• [Extracted data]:
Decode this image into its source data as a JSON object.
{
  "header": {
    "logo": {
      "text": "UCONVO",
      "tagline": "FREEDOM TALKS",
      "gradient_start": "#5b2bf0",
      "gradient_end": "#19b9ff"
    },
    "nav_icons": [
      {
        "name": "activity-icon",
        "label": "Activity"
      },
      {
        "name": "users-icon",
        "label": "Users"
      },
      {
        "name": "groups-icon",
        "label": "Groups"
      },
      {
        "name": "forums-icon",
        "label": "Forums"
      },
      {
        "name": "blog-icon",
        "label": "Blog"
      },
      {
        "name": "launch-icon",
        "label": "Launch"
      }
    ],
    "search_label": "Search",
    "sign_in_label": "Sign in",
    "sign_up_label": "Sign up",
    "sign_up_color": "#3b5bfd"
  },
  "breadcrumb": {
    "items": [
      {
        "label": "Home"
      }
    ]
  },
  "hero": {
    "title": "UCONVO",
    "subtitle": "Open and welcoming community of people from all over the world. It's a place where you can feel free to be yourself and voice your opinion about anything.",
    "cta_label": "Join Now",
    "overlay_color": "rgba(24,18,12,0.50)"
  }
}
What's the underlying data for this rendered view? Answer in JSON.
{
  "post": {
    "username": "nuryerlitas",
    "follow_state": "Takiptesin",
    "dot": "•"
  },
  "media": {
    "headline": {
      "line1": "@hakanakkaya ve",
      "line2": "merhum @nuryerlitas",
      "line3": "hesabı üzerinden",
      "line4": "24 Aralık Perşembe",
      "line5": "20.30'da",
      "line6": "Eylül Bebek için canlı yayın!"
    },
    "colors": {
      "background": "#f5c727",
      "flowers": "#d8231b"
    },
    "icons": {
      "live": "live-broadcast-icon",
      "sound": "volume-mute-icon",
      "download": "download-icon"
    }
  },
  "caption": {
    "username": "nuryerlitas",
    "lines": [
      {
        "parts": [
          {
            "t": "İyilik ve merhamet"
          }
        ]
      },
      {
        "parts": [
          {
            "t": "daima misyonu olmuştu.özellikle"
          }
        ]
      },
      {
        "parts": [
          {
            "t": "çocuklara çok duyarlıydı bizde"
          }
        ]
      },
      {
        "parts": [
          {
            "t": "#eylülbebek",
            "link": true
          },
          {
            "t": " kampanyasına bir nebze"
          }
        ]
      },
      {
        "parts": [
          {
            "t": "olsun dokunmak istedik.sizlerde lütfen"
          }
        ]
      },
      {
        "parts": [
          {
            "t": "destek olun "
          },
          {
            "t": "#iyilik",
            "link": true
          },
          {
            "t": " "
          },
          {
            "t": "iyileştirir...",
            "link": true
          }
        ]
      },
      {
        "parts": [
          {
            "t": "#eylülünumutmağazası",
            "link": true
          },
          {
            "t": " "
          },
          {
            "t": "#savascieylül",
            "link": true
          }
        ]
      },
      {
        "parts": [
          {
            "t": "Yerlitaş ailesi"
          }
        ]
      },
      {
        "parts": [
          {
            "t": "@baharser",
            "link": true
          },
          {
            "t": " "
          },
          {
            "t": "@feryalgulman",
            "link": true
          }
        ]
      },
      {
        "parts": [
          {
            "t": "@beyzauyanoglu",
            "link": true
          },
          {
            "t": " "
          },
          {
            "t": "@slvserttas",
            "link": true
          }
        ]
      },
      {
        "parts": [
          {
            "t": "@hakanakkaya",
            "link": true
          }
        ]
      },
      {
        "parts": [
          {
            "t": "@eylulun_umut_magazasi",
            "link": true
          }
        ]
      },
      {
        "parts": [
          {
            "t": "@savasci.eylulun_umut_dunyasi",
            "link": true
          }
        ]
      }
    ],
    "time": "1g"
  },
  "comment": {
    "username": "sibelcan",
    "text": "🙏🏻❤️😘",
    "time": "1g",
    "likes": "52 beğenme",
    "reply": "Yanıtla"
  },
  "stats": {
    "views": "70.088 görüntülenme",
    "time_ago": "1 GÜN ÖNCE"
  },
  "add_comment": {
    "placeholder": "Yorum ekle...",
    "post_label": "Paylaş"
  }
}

• [What to do]: From the material above, copy each line that includes the word "JSON".

• [Response]:
Decode this image into its source data as a JSON object.
What's the underlying data for this rendered view? Answer in JSON.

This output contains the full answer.